Could you transcribe the material below exactly, without leaving out a single line?
** start GIVEN INFORMATION **
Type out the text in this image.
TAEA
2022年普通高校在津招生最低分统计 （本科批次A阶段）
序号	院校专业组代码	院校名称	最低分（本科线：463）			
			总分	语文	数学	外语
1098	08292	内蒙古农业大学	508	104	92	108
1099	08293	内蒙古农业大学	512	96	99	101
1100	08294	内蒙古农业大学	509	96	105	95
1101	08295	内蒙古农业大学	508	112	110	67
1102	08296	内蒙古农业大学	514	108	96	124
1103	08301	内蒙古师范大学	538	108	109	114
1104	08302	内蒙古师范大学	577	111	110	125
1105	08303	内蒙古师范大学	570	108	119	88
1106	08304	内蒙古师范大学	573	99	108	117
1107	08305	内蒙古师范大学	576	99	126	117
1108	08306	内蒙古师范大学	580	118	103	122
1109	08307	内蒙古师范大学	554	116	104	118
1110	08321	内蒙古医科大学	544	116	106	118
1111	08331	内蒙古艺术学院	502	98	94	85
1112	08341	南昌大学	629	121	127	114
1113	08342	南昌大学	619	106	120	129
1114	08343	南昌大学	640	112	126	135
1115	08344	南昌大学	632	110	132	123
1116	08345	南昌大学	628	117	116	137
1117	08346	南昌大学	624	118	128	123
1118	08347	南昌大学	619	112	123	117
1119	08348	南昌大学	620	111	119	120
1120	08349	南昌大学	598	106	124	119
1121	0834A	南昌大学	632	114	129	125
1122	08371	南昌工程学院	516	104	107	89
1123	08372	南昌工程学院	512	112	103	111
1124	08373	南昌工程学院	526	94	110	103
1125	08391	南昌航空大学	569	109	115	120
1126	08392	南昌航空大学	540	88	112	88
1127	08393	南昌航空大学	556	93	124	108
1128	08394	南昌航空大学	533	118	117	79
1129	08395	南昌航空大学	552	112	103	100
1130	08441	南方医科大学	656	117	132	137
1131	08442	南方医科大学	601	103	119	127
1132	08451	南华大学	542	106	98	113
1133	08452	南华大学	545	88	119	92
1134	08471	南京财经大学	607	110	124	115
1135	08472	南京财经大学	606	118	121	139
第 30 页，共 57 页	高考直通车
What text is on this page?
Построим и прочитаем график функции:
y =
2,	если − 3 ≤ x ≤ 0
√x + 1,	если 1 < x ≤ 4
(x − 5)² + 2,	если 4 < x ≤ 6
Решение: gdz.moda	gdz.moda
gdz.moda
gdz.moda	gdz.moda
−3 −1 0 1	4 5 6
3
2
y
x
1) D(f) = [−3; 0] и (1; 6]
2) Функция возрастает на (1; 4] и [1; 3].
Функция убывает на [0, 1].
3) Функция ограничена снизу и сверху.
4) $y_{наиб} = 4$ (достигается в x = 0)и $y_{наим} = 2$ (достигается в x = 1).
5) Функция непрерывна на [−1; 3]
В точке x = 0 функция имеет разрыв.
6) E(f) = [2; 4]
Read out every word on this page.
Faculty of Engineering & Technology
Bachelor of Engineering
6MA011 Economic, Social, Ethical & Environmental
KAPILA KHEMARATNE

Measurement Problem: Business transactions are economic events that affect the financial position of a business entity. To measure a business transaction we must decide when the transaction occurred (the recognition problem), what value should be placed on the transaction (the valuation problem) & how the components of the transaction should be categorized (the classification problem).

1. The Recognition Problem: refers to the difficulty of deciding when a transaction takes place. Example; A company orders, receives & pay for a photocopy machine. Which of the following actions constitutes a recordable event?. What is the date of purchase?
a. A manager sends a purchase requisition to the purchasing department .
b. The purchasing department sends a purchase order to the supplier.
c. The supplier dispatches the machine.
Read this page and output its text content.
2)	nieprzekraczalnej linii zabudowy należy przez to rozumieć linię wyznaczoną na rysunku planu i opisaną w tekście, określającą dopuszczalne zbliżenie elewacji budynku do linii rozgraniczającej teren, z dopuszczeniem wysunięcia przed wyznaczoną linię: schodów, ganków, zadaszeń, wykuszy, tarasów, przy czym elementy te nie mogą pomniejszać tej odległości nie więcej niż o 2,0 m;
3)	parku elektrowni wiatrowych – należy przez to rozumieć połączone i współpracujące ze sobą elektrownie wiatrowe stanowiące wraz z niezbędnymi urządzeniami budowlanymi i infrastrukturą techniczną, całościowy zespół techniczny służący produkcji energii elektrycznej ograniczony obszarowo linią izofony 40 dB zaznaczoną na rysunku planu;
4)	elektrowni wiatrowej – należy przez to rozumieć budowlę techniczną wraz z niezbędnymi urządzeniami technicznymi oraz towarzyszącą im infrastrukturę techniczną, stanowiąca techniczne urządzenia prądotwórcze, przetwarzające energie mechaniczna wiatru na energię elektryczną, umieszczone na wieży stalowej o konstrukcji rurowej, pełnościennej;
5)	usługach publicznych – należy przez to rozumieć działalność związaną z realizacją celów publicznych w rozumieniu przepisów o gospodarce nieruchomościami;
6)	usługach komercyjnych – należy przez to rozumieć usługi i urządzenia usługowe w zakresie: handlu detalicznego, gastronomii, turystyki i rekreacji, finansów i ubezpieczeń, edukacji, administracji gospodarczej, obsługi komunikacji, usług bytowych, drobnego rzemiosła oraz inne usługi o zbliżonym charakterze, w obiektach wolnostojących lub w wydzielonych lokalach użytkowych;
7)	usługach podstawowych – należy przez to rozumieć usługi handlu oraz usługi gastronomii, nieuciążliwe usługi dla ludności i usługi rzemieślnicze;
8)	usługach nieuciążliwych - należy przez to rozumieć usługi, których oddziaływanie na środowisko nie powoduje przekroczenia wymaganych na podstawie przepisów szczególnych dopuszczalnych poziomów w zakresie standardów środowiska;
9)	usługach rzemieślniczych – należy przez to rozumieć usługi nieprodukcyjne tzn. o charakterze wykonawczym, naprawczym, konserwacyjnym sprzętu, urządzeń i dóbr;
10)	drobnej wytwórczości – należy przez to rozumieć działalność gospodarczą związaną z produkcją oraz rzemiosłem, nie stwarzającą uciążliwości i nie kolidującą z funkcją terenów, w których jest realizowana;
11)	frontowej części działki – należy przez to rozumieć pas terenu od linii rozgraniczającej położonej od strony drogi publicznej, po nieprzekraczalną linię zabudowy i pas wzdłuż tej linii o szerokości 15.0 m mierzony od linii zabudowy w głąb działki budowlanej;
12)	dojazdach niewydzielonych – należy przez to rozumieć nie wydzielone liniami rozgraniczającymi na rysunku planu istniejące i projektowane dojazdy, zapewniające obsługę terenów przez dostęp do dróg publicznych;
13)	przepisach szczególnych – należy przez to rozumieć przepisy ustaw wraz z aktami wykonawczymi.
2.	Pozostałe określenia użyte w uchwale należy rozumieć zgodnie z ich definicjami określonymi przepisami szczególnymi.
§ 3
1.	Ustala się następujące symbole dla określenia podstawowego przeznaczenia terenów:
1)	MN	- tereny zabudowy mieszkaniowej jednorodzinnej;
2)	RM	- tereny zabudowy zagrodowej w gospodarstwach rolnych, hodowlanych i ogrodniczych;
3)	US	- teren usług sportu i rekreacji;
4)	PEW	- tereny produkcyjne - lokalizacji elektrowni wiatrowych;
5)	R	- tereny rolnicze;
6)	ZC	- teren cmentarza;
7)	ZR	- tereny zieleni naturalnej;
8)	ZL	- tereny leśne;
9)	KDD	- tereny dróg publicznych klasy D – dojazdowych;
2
** end GIVEN INFORMATION **
FINISHED TASK>
Type out the text in this image.
TAEA
2022年普通高校在津招生最低分统计 （本科批次A阶段）
序号	院校专业组代码	院校名称	最低分（本科线：463）			
			总分	语文	数学	外语
1098	08292	内蒙古农业大学	508	104	92	108
1099	08293	内蒙古农业大学	512	96	99	101
1100	08294	内蒙古农业大学	509	96	105	95
1101	08295	内蒙古农业大学	508	112	110	67
1102	08296	内蒙古农业大学	514	108	96	124
1103	08301	内蒙古师范大学	538	108	109	114
1104	08302	内蒙古师范大学	577	111	110	125
1105	08303	内蒙古师范大学	570	108	119	88
1106	08304	内蒙古师范大学	573	99	108	117
1107	08305	内蒙古师范大学	576	99	126	117
1108	08306	内蒙古师范大学	580	118	103	122
1109	08307	内蒙古师范大学	554	116	104	118
1110	08321	内蒙古医科大学	544	116	106	118
1111	08331	内蒙古艺术学院	502	98	94	85
1112	08341	南昌大学	629	121	127	114
1113	08342	南昌大学	619	106	120	129
1114	08343	南昌大学	640	112	126	135
1115	08344	南昌大学	632	110	132	123
1116	08345	南昌大学	628	117	116	137
1117	08346	南昌大学	624	118	128	123
1118	08347	南昌大学	619	112	123	117
1119	08348	南昌大学	620	111	119	120
1120	08349	南昌大学	598	106	124	119
1121	0834A	南昌大学	632	114	129	125
1122	08371	南昌工程学院	516	104	107	89
1123	08372	南昌工程学院	512	112	103	111
1124	08373	南昌工程学院	526	94	110	103
1125	08391	南昌航空大学	569	109	115	120
1126	08392	南昌航空大学	540	88	112	88
1127	08393	南昌航空大学	556	93	124	108
1128	08394	南昌航空大学	533	118	117	79
1129	08395	南昌航空大学	552	112	103	100
1130	08441	南方医科大学	656	117	132	137
1131	08442	南方医科大学	601	103	119	127
1132	08451	南华大学	542	106	98	113
1133	08452	南华大学	545	88	119	92
1134	08471	南京财经大学	607	110	124	115
1135	08472	南京财经大学	606	118	121	139
第 30 页，共 57 页	高考直通车
What text is on this page?
Построим и прочитаем график функции:
y =
2,	если − 3 ≤ x ≤ 0
√x + 1,	если 1 < x ≤ 4
(x − 5)² + 2,	если 4 < x ≤ 6
Решение: gdz.moda	gdz.moda
gdz.moda
gdz.moda	gdz.moda
−3 −1 0 1	4 5 6
3
2
y
x
1) D(f) = [−3; 0] и (1; 6]
2) Функция возрастает на (1; 4] и [1; 3].
Функция убывает на [0, 1].
3) Функция ограничена снизу и сверху.
4) $y_{наиб} = 4$ (достигается в x = 0)и $y_{наим} = 2$ (достигается в x = 1).
5) Функция непрерывна на [−1; 3]
В точке x = 0 функция имеет разрыв.
6) E(f) = [2; 4]
Read out every word on this page.
Faculty of Engineering & Technology
Bachelor of Engineering
6MA011 Economic, Social, Ethical & Environmental
KAPILA KHEMARATNE

Measurement Problem: Business transactions are economic events that affect the financial position of a business entity. To measure a business transaction we must decide when the transaction occurred (the recognition problem), what value should be placed on the transaction (the valuation problem) & how the components of the transaction should be categorized (the classification problem).

1. The Recognition Problem: refers to the difficulty of deciding when a transaction takes place. Example; A company orders, receives & pay for a photocopy machine. Which of the following actions constitutes a recordable event?. What is the date of purchase?
a. A manager sends a purchase requisition to the purchasing department .
b. The purchasing department sends a purchase order to the supplier.
c. The supplier dispatches the machine.
Read this page and output its text content.
2)	nieprzekraczalnej linii zabudowy należy przez to rozumieć linię wyznaczoną na rysunku planu i opisaną w tekście, określającą dopuszczalne zbliżenie elewacji budynku do linii rozgraniczającej teren, z dopuszczeniem wysunięcia przed wyznaczoną linię: schodów, ganków, zadaszeń, wykuszy, tarasów, przy czym elementy te nie mogą pomniejszać tej odległości nie więcej niż o 2,0 m;
3)	parku elektrowni wiatrowych – należy przez to rozumieć połączone i współpracujące ze sobą elektrownie wiatrowe stanowiące wraz z niezbędnymi urządzeniami budowlanymi i infrastrukturą techniczną, całościowy zespół techniczny służący produkcji energii elektrycznej ograniczony obszarowo linią izofony 40 dB zaznaczoną na rysunku planu;
4)	elektrowni wiatrowej – należy przez to rozumieć budowlę techniczną wraz z niezbędnymi urządzeniami technicznymi oraz towarzyszącą im infrastrukturę techniczną, stanowiąca techniczne urządzenia prądotwórcze, przetwarzające energie mechaniczna wiatru na energię elektryczną, umieszczone na wieży stalowej o konstrukcji rurowej, pełnościennej;
5)	usługach publicznych – należy przez to rozumieć działalność związaną z realizacją celów publicznych w rozumieniu przepisów o gospodarce nieruchomościami;
6)	usługach komercyjnych – należy przez to rozumieć usługi i urządzenia usługowe w zakresie: handlu detalicznego, gastronomii, turystyki i rekreacji, finansów i ubezpieczeń, edukacji, administracji gospodarczej, obsługi komunikacji, usług bytowych, drobnego rzemiosła oraz inne usługi o zbliżonym charakterze, w obiektach wolnostojących lub w wydzielonych lokalach użytkowych;
7)	usługach podstawowych – należy przez to rozumieć usługi handlu oraz usługi gastronomii, nieuciążliwe usługi dla ludności i usługi rzemieślnicze;
8)	usługach nieuciążliwych - należy przez to rozumieć usługi, których oddziaływanie na środowisko nie powoduje przekroczenia wymaganych na podstawie przepisów szczególnych dopuszczalnych poziomów w zakresie standardów środowiska;
9)	usługach rzemieślniczych – należy przez to rozumieć usługi nieprodukcyjne tzn. o charakterze wykonawczym, naprawczym, konserwacyjnym sprzętu, urządzeń i dóbr;
10)	drobnej wytwórczości – należy przez to rozumieć działalność gospodarczą związaną z produkcją oraz rzemiosłem, nie stwarzającą uciążliwości i nie kolidującą z funkcją terenów, w których jest realizowana;
11)	frontowej części działki – należy przez to rozumieć pas terenu od linii rozgraniczającej położonej od strony drogi publicznej, po nieprzekraczalną linię zabudowy i pas wzdłuż tej linii o szerokości 15.0 m mierzony od linii zabudowy w głąb działki budowlanej;
12)	dojazdach niewydzielonych – należy przez to rozumieć nie wydzielone liniami rozgraniczającymi na rysunku planu istniejące i projektowane dojazdy, zapewniające obsługę terenów przez dostęp do dróg publicznych;
13)	przepisach szczególnych – należy przez to rozumieć przepisy ustaw wraz z aktami wykonawczymi.
2.	Pozostałe określenia użyte w uchwale należy rozumieć zgodnie z ich definicjami określonymi przepisami szczególnymi.
§ 3
1.	Ustala się następujące symbole dla określenia podstawowego przeznaczenia terenów:
1)	MN	- tereny zabudowy mieszkaniowej jednorodzinnej;
2)	RM	- tereny zabudowy zagrodowej w gospodarstwach rolnych, hodowlanych i ogrodniczych;
3)	US	- teren usług sportu i rekreacji;
4)	PEW	- tereny produkcyjne - lokalizacji elektrowni wiatrowych;
5)	R	- tereny rolnicze;
6)	ZC	- teren cmentarza;
7)	ZR	- tereny zieleni naturalnej;
8)	ZL	- tereny leśne;
9)	KDD	- tereny dróg publicznych klasy D – dojazdowych;
2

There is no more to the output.